# KUTIPAN BACAAN:
********
Sabtu, 19 Januari 2013

Di Balik Kunjungan PM Abe ke Asia Tenggara


Di Balik Kunjungan PM Abe ke Asia Tenggara
Bacelius Ruru ;  Staf Ahli Menteri Keuangan Bidang Hubungan Keuangan Regional (1990-1993), Ketua BAPPEPAM (1993-1995), Direktur Jenderal (Dirjen) Pembinaan BUMN (1995-1998)
SINAR HARAPAN, 18 Januari 2013



Jumat (18/1), Perdana Menteri (PM) Jepang Shinzo Abe dijadwalkan berkunjung ke Indonesia dan akan diterima oleh Presiden Susilo Bambang Yudhoyono (SBY) di Istana Merdeka lazimnya seperti kunjungan kepala negara/kepala pemerintahan lainnya. Selain Indonesia, Abe akan berkunjung ke Filipina serta Vitenam.

Kunjungan ke luar negeri seorang PM baru secara tradisional memperlihatkan prioritas politik luar negeri dari negara tersebut ke depan, dan lazimnya masalah yang akan dibahas adalah hal yang berkaitan dengan hubungan bilateral, terutama di bidang ekonomi, keuangan, perdagangan, dan lain-lain.
********
# ISI DATA:
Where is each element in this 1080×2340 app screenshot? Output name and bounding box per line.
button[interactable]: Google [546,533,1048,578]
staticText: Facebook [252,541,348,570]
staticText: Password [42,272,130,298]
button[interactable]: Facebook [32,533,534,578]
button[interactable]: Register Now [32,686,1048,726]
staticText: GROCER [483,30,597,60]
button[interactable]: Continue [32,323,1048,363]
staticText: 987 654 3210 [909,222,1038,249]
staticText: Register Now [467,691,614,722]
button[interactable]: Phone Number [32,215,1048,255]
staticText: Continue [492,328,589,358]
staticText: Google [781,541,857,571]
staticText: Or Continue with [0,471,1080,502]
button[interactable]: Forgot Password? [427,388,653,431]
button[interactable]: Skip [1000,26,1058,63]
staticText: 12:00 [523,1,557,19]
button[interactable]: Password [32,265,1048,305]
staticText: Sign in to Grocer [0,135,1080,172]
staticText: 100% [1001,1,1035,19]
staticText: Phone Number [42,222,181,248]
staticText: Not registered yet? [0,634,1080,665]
********
# TUJUAN TUGAS:
Apakah setiap pernyataan berikut sesuai dengan artikel tentang kunjungan PM Abe? Jawab ya atau tidak, lalu kutip kata-kata artikel yang menentukan jawabannya. 1. Abe akan diterima oleh Presiden SBY di Istana Merdeka. 2. Kunjungan Abe ke Indonesia dijadwalkan pada hari Sabtu. 3. Kunjungan luar negeri seorang PM baru secara tradisional memperlihatkan prioritas politik luar negeri negaranya. Data ini tidak berkaitan dengan artikel.

# HASIL LATIHAN:
1. Ya: "akan diterima oleh Presiden Susilo Bambang Yudhoyono (SBY) di Istana Merdeka"
2. Tidak: "Jumat (18/1), Perdana Menteri (PM) Jepang Shinzo Abe dijadwalkan berkunjung ke Indonesia"
3. Ya: "Kunjungan ke luar negeri seorang PM baru secara tradisional memperlihatkan prioritas politik luar negeri dari negara tersebut ke depan"